**Exercise brief**
Repeat each record exactly. Any picture gets left out.

● ● ●

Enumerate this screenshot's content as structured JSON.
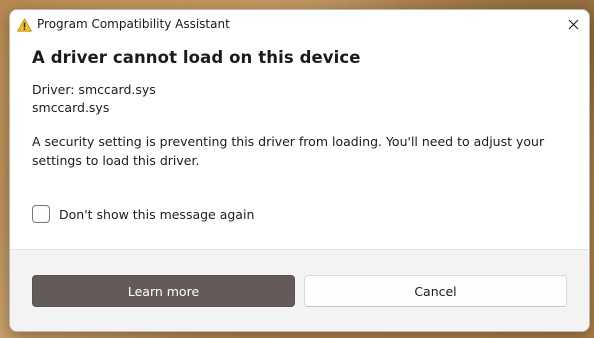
{
  "window": {
    "title": "Program Compatibility Assistant",
    "title_icon": "warning-triangle-icon",
    "close_icon": "close-icon"
  },
  "dialog": {
    "heading": "A driver cannot load on this device",
    "driver_line": "Driver: smccard.sys",
    "filename_line": "smccard.sys",
    "message": "A security setting is preventing this driver from loading. You'll need to adjust your settings to load this driver."
  },
  "checkbox": {
    "label": "Don't show this message again",
    "checked": false
  },
  "buttons": {
    "learn_more": "Learn more",
    "cancel": "Cancel"
  },
  "colors": {
    "primary_button": "#625b59",
    "warning_yellow": "#f2c318",
    "footer_bg": "#f3f3f3"
  }
}
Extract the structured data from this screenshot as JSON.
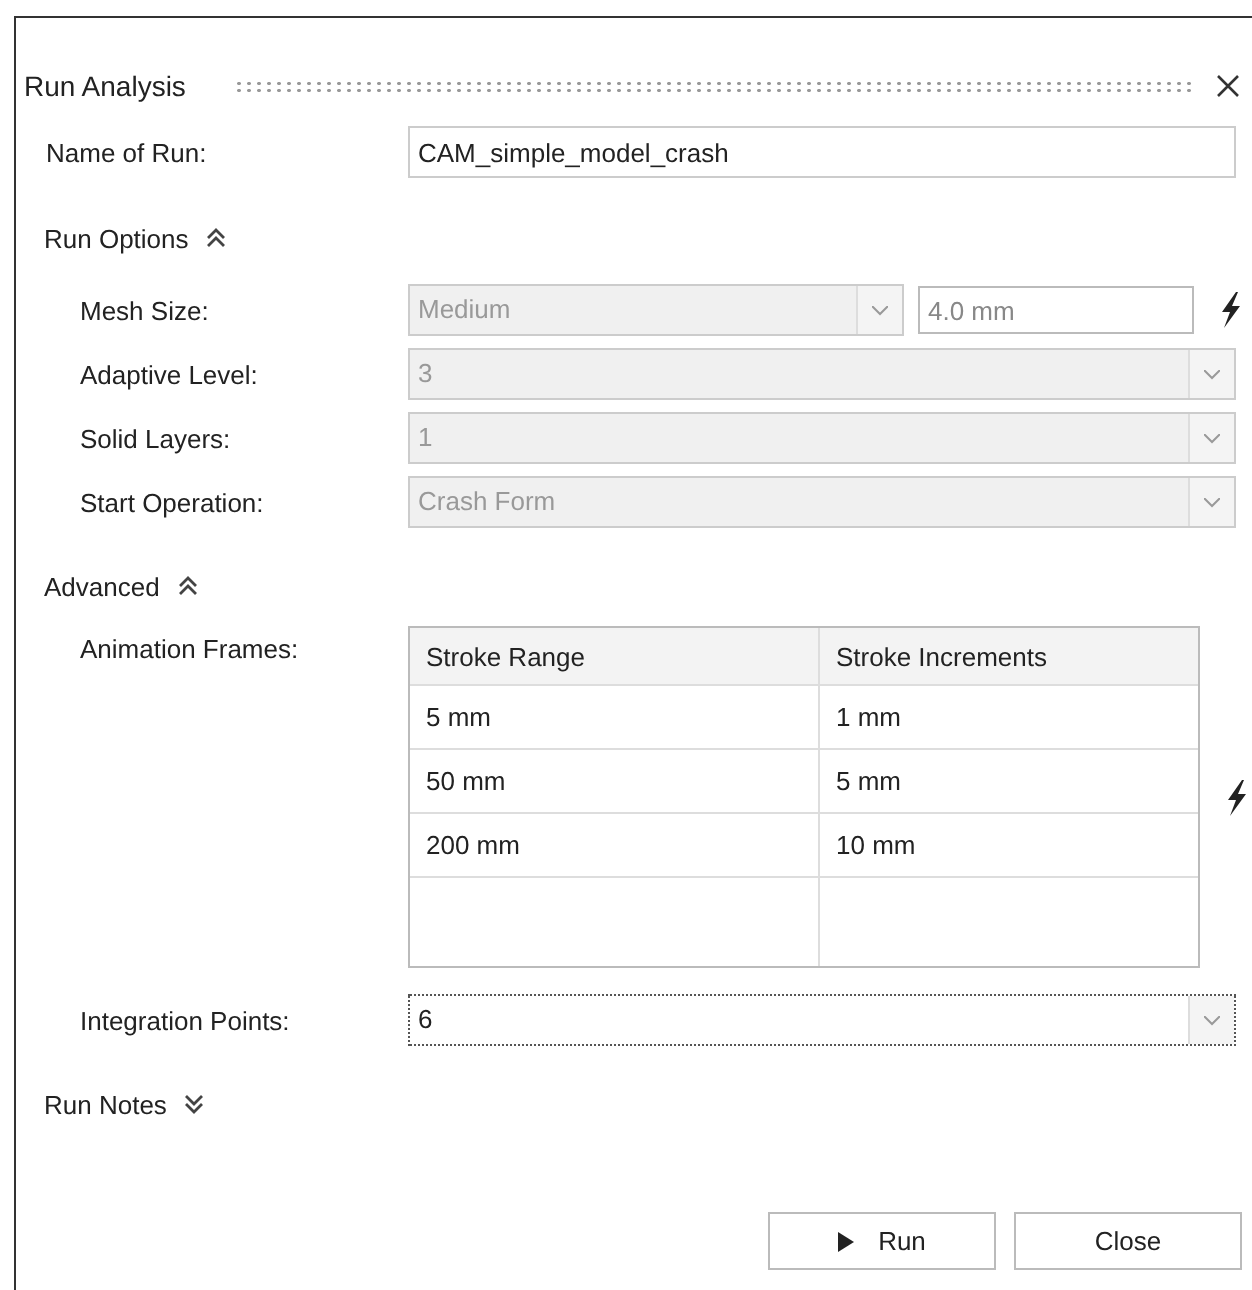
{
  "dialog": {
    "title": "Run Analysis"
  },
  "name_of_run": {
    "label": "Name of Run:",
    "value": "CAM_simple_model_crash"
  },
  "sections": [
    {
      "title": "Run Options",
      "expanded": true,
      "fields": [
        {
          "label": "Mesh Size:",
          "value": "Medium",
          "disabled": true,
          "size_value": "4.0 mm",
          "focused": false
        },
        {
          "label": "Adaptive Level:",
          "value": "3",
          "disabled": true,
          "focused": false
        },
        {
          "label": "Solid Layers:",
          "value": "1",
          "disabled": true,
          "focused": false
        },
        {
          "label": "Start Operation:",
          "value": "Crash Form",
          "disabled": true,
          "focused": false
        }
      ]
    },
    {
      "title": "Advanced",
      "expanded": true,
      "animation_frames": {
        "label": "Animation Frames:",
        "columns": [
          "Stroke Range",
          "Stroke Increments"
        ],
        "rows": [
          [
            "5 mm",
            "1 mm"
          ],
          [
            "50 mm",
            "5 mm"
          ],
          [
            "200 mm",
            "10 mm"
          ]
        ]
      },
      "fields": [
        {
          "label": "Integration Points:",
          "value": "6",
          "disabled": false,
          "focused": true
        }
      ]
    },
    {
      "title": "Run Notes",
      "expanded": false
    }
  ],
  "buttons": [
    {
      "label": "Run",
      "kind": "run"
    },
    {
      "label": "Close",
      "kind": "close"
    }
  ]
}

● ● ●

**Solution below**
Enumerate this screenshot's content as structured JSON.
{
  "window": {
    "title": "Program Compatibility Assistant",
    "title_icon": "warning-triangle-icon",
    "close_icon": "close-icon"
  },
  "dialog": {
    "heading": "A driver cannot load on this device",
    "driver_line": "Driver: smccard.sys",
    "filename_line": "smccard.sys",
    "message": "A security setting is preventing this driver from loading. You'll need to adjust your settings to load this driver."
  },
  "checkbox": {
    "label": "Don't show this message again",
    "checked": false
  },
  "buttons": {
    "learn_more": "Learn more",
    "cancel": "Cancel"
  },
  "colors": {
    "primary_button": "#625b59",
    "warning_yellow": "#f2c318",
    "footer_bg": "#f3f3f3"
  }
}
Extract the structured data from this screenshot as JSON.
{
  "dialog": {
    "title": "Run Analysis"
  },
  "name_of_run": {
    "label": "Name of Run:",
    "value": "CAM_simple_model_crash"
  },
  "sections": [
    {
      "title": "Run Options",
      "expanded": true,
      "fields": [
        {
          "label": "Mesh Size:",
          "value": "Medium",
          "disabled": true,
          "size_value": "4.0 mm",
          "focused": false
        },
        {
          "label": "Adaptive Level:",
          "value": "3",
          "disabled": true,
          "focused": false
        },
        {
          "label": "Solid Layers:",
          "value": "1",
          "disabled": true,
          "focused": false
        },
        {
          "label": "Start Operation:",
          "value": "Crash Form",
          "disabled": true,
          "focused": false
        }
      ]
    },
    {
      "title": "Advanced",
      "expanded": true,
      "animation_frames": {
        "label": "Animation Frames:",
        "columns": [
          "Stroke Range",
          "Stroke Increments"
        ],
        "rows": [
          [
            "5 mm",
            "1 mm"
          ],
          [
            "50 mm",
            "5 mm"
          ],
          [
            "200 mm",
            "10 mm"
          ]
        ]
      },
      "fields": [
        {
          "label": "Integration Points:",
          "value": "6",
          "disabled": false,
          "focused": true
        }
      ]
    },
    {
      "title": "Run Notes",
      "expanded": false
    }
  ],
  "buttons": [
    {
      "label": "Run",
      "kind": "run"
    },
    {
      "label": "Close",
      "kind": "close"
    }
  ]
}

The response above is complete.